TO BE DONE: Restate the records in their entirety, word for word.

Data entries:
====
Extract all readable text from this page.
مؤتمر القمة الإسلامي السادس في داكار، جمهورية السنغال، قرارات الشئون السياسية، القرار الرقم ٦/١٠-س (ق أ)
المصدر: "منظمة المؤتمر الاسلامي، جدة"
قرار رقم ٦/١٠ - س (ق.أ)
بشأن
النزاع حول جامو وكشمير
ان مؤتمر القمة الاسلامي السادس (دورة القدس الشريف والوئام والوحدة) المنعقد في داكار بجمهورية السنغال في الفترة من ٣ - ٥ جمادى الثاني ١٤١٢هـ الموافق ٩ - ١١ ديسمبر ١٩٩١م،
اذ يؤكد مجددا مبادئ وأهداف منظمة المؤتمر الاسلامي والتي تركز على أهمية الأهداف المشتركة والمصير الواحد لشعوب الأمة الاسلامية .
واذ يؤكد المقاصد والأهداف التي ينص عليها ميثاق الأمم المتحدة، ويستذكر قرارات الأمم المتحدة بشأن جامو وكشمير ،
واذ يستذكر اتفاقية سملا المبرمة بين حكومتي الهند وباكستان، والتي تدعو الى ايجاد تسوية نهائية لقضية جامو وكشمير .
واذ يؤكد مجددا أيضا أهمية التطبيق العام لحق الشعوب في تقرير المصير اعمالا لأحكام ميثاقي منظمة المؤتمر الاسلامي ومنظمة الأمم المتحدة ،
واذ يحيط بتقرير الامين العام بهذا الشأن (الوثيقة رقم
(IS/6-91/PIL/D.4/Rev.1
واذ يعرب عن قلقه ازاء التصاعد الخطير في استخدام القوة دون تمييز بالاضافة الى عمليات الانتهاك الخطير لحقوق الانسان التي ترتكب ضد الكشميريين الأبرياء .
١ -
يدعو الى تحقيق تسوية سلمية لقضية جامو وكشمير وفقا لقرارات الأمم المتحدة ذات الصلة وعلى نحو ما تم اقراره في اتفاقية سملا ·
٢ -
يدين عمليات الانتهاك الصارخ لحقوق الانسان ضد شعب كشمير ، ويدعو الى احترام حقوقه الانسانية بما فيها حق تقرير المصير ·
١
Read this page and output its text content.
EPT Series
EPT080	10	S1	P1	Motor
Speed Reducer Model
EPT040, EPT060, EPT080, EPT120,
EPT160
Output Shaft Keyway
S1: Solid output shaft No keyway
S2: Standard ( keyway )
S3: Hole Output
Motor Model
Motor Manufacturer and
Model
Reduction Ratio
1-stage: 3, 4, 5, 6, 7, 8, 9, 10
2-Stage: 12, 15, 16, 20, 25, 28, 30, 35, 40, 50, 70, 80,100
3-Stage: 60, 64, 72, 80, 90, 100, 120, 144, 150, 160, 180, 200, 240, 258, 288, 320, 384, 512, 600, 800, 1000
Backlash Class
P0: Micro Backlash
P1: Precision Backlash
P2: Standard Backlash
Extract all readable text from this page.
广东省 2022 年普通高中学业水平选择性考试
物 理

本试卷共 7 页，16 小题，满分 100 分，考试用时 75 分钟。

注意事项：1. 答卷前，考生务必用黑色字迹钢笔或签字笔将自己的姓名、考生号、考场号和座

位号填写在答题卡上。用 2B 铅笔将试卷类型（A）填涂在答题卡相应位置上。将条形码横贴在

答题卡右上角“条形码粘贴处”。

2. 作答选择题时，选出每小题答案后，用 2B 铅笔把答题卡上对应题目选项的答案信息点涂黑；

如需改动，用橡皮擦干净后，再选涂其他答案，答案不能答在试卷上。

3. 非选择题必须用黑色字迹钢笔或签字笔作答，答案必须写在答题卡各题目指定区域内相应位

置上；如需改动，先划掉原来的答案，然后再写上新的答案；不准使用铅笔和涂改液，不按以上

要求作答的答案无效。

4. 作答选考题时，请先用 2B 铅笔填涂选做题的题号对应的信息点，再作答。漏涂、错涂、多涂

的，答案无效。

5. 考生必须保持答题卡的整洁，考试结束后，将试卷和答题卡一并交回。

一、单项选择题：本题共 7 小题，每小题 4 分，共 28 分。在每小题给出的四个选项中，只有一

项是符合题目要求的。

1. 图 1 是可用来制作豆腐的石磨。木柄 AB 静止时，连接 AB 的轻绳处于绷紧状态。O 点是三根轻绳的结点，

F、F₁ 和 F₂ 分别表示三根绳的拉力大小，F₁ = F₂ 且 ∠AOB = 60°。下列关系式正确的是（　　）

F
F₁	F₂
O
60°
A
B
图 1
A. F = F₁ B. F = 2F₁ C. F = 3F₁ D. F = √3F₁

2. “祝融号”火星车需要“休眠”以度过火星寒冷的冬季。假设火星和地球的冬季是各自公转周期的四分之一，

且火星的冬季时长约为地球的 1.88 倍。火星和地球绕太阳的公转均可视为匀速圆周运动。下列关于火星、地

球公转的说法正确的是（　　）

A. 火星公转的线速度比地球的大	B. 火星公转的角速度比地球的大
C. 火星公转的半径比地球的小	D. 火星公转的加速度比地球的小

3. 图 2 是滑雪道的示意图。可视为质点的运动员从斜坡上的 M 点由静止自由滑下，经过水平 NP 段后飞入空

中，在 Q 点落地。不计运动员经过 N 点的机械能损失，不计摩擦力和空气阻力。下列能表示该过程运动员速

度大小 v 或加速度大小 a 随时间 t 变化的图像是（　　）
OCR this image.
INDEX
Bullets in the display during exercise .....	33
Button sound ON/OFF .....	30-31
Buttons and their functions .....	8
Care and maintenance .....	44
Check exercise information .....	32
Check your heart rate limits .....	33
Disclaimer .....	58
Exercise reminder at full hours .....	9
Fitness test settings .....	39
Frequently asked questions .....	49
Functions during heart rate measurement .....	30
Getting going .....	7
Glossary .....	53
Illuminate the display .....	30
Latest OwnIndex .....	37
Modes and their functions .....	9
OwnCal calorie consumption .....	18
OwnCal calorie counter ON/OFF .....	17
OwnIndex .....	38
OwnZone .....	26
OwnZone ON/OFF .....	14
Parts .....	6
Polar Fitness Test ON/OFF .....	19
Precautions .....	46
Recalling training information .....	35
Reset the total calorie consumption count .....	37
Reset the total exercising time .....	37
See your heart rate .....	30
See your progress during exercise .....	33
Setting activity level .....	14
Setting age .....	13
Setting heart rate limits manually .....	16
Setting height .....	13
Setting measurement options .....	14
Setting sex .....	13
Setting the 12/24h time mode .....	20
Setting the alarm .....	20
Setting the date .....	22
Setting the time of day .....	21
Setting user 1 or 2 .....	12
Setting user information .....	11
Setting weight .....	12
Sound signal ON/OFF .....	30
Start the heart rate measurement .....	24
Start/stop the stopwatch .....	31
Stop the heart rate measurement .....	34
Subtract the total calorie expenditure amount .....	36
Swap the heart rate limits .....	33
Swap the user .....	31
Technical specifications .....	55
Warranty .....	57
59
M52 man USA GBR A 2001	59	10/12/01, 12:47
====
ANSWER TO THIS EXERCISE:
Extract all readable text from this page.
مؤتمر القمة الإسلامي السادس في داكار، جمهورية السنغال، قرارات الشئون السياسية، القرار الرقم ٦/١٠-س (ق أ)
المصدر: "منظمة المؤتمر الاسلامي، جدة"
قرار رقم ٦/١٠ - س (ق.أ)
بشأن
النزاع حول جامو وكشمير
ان مؤتمر القمة الاسلامي السادس (دورة القدس الشريف والوئام والوحدة) المنعقد في داكار بجمهورية السنغال في الفترة من ٣ - ٥ جمادى الثاني ١٤١٢هـ الموافق ٩ - ١١ ديسمبر ١٩٩١م،
اذ يؤكد مجددا مبادئ وأهداف منظمة المؤتمر الاسلامي والتي تركز على أهمية الأهداف المشتركة والمصير الواحد لشعوب الأمة الاسلامية .
واذ يؤكد المقاصد والأهداف التي ينص عليها ميثاق الأمم المتحدة، ويستذكر قرارات الأمم المتحدة بشأن جامو وكشمير ،
واذ يستذكر اتفاقية سملا المبرمة بين حكومتي الهند وباكستان، والتي تدعو الى ايجاد تسوية نهائية لقضية جامو وكشمير .
واذ يؤكد مجددا أيضا أهمية التطبيق العام لحق الشعوب في تقرير المصير اعمالا لأحكام ميثاقي منظمة المؤتمر الاسلامي ومنظمة الأمم المتحدة ،
واذ يحيط بتقرير الامين العام بهذا الشأن (الوثيقة رقم
(IS/6-91/PIL/D.4/Rev.1
واذ يعرب عن قلقه ازاء التصاعد الخطير في استخدام القوة دون تمييز بالاضافة الى عمليات الانتهاك الخطير لحقوق الانسان التي ترتكب ضد الكشميريين الأبرياء .
١ -
يدعو الى تحقيق تسوية سلمية لقضية جامو وكشمير وفقا لقرارات الأمم المتحدة ذات الصلة وعلى نحو ما تم اقراره في اتفاقية سملا ·
٢ -
يدين عمليات الانتهاك الصارخ لحقوق الانسان ضد شعب كشمير ، ويدعو الى احترام حقوقه الانسانية بما فيها حق تقرير المصير ·
١
Read this page and output its text content.
EPT Series
EPT080	10	S1	P1	Motor
Speed Reducer Model
EPT040, EPT060, EPT080, EPT120,
EPT160
Output Shaft Keyway
S1: Solid output shaft No keyway
S2: Standard ( keyway )
S3: Hole Output
Motor Model
Motor Manufacturer and
Model
Reduction Ratio
1-stage: 3, 4, 5, 6, 7, 8, 9, 10
2-Stage: 12, 15, 16, 20, 25, 28, 30, 35, 40, 50, 70, 80,100
3-Stage: 60, 64, 72, 80, 90, 100, 120, 144, 150, 160, 180, 200, 240, 258, 288, 320, 384, 512, 600, 800, 1000
Backlash Class
P0: Micro Backlash
P1: Precision Backlash
P2: Standard Backlash
Extract all readable text from this page.
广东省 2022 年普通高中学业水平选择性考试
物 理

本试卷共 7 页，16 小题，满分 100 分，考试用时 75 分钟。

注意事项：1. 答卷前，考生务必用黑色字迹钢笔或签字笔将自己的姓名、考生号、考场号和座

位号填写在答题卡上。用 2B 铅笔将试卷类型（A）填涂在答题卡相应位置上。将条形码横贴在

答题卡右上角“条形码粘贴处”。

2. 作答选择题时，选出每小题答案后，用 2B 铅笔把答题卡上对应题目选项的答案信息点涂黑；

如需改动，用橡皮擦干净后，再选涂其他答案，答案不能答在试卷上。

3. 非选择题必须用黑色字迹钢笔或签字笔作答，答案必须写在答题卡各题目指定区域内相应位

置上；如需改动，先划掉原来的答案，然后再写上新的答案；不准使用铅笔和涂改液，不按以上

要求作答的答案无效。

4. 作答选考题时，请先用 2B 铅笔填涂选做题的题号对应的信息点，再作答。漏涂、错涂、多涂

的，答案无效。

5. 考生必须保持答题卡的整洁，考试结束后，将试卷和答题卡一并交回。

一、单项选择题：本题共 7 小题，每小题 4 分，共 28 分。在每小题给出的四个选项中，只有一

项是符合题目要求的。

1. 图 1 是可用来制作豆腐的石磨。木柄 AB 静止时，连接 AB 的轻绳处于绷紧状态。O 点是三根轻绳的结点，

F、F₁ 和 F₂ 分别表示三根绳的拉力大小，F₁ = F₂ 且 ∠AOB = 60°。下列关系式正确的是（　　）

F
F₁	F₂
O
60°
A
B
图 1
A. F = F₁ B. F = 2F₁ C. F = 3F₁ D. F = √3F₁

2. “祝融号”火星车需要“休眠”以度过火星寒冷的冬季。假设火星和地球的冬季是各自公转周期的四分之一，

且火星的冬季时长约为地球的 1.88 倍。火星和地球绕太阳的公转均可视为匀速圆周运动。下列关于火星、地

球公转的说法正确的是（　　）

A. 火星公转的线速度比地球的大	B. 火星公转的角速度比地球的大
C. 火星公转的半径比地球的小	D. 火星公转的加速度比地球的小

3. 图 2 是滑雪道的示意图。可视为质点的运动员从斜坡上的 M 点由静止自由滑下，经过水平 NP 段后飞入空

中，在 Q 点落地。不计运动员经过 N 点的机械能损失，不计摩擦力和空气阻力。下列能表示该过程运动员速

度大小 v 或加速度大小 a 随时间 t 变化的图像是（　　）
OCR this image.
INDEX
Bullets in the display during exercise .....	33
Button sound ON/OFF .....	30-31
Buttons and their functions .....	8
Care and maintenance .....	44
Check exercise information .....	32
Check your heart rate limits .....	33
Disclaimer .....	58
Exercise reminder at full hours .....	9
Fitness test settings .....	39
Frequently asked questions .....	49
Functions during heart rate measurement .....	30
Getting going .....	7
Glossary .....	53
Illuminate the display .....	30
Latest OwnIndex .....	37
Modes and their functions .....	9
OwnCal calorie consumption .....	18
OwnCal calorie counter ON/OFF .....	17
OwnIndex .....	38
OwnZone .....	26
OwnZone ON/OFF .....	14
Parts .....	6
Polar Fitness Test ON/OFF .....	19
Precautions .....	46
Recalling training information .....	35
Reset the total calorie consumption count .....	37
Reset the total exercising time .....	37
See your heart rate .....	30
See your progress during exercise .....	33
Setting activity level .....	14
Setting age .....	13
Setting heart rate limits manually .....	16
Setting height .....	13
Setting measurement options .....	14
Setting sex .....	13
Setting the 12/24h time mode .....	20
Setting the alarm .....	20
Setting the date .....	22
Setting the time of day .....	21
Setting user 1 or 2 .....	12
Setting user information .....	11
Setting weight .....	12
Sound signal ON/OFF .....	30
Start the heart rate measurement .....	24
Start/stop the stopwatch .....	31
Stop the heart rate measurement .....	34
Subtract the total calorie expenditure amount .....	36
Swap the heart rate limits .....	33
Swap the user .....	31
Technical specifications .....	55
Warranty .....	57
59
M52 man USA GBR A 2001	59	10/12/01, 12:47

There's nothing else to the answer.